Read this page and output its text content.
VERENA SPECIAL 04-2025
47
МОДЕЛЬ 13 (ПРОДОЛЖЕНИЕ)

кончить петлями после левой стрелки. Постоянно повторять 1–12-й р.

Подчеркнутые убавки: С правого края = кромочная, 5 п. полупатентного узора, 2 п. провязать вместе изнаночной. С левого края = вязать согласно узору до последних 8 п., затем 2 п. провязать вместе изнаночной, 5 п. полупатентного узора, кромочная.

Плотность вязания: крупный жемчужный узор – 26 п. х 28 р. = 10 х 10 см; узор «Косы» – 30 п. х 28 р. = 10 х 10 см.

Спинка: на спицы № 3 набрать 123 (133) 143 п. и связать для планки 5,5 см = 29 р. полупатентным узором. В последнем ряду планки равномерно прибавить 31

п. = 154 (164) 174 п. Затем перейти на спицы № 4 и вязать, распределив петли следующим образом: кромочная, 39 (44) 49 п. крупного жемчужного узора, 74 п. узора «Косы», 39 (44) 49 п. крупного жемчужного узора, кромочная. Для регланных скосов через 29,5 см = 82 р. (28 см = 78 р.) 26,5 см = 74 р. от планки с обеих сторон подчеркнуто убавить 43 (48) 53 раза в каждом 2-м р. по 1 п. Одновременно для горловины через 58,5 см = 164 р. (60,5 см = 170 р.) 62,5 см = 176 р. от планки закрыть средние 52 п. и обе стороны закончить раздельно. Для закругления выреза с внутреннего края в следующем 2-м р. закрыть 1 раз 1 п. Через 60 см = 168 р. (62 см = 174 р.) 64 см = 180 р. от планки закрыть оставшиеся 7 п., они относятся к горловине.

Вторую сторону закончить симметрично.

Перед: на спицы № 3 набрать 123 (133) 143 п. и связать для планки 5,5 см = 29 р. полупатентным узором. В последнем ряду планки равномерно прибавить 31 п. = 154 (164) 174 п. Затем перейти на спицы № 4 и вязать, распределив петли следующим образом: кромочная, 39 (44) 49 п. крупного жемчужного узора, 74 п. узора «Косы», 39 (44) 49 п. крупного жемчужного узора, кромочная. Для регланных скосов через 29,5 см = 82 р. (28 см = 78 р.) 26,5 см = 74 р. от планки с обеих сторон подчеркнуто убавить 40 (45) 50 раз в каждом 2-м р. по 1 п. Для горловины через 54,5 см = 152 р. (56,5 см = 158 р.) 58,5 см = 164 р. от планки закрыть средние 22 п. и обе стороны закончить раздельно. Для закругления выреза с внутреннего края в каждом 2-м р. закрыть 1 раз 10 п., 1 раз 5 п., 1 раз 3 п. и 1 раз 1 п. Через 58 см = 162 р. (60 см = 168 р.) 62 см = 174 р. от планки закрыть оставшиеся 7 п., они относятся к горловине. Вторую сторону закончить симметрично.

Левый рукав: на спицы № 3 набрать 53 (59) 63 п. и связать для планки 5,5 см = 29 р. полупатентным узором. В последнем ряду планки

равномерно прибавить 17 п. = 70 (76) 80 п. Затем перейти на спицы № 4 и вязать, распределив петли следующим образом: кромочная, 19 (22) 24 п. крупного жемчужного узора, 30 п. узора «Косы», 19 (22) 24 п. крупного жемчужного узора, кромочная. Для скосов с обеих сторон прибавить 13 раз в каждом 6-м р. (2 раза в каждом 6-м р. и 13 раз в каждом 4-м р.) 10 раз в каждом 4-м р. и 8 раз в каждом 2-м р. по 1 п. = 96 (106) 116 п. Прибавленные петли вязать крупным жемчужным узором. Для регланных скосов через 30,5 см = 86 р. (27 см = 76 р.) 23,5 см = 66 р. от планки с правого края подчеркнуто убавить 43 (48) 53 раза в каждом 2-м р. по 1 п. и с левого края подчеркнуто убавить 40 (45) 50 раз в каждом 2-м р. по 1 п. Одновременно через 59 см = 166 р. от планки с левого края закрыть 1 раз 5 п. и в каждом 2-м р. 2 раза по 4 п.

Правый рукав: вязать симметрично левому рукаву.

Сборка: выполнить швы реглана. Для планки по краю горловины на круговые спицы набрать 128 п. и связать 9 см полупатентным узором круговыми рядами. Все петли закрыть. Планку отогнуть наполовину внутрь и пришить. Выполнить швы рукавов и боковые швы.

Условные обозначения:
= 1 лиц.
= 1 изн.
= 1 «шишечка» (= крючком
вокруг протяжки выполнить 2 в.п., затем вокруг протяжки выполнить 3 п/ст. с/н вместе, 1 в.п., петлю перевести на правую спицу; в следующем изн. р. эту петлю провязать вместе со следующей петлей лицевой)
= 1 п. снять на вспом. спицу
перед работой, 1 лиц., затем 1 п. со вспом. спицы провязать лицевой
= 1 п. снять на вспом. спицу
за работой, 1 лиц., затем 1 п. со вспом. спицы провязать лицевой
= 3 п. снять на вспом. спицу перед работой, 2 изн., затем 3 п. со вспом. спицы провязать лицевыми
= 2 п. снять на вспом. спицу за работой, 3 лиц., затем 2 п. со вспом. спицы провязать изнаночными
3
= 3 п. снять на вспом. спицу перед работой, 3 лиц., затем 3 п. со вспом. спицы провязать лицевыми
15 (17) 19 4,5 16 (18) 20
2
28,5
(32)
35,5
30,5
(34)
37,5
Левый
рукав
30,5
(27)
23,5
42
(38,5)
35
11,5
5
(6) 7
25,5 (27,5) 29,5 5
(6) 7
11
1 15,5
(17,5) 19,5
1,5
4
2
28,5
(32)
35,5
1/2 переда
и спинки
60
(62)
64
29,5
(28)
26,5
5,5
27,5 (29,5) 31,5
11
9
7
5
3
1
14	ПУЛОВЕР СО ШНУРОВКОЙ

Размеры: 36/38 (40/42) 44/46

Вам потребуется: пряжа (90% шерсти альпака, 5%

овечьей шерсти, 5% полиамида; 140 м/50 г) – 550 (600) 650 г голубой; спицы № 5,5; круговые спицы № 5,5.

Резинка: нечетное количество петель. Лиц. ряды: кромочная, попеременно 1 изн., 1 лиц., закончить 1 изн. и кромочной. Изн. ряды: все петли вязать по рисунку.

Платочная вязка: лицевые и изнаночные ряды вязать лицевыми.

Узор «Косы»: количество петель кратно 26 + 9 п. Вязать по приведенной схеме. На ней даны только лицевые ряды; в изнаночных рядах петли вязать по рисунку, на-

■ Instruction:
How many lines in the records above hold the word "лицевые"? Give only the number.

■ Answer to this exercise:
2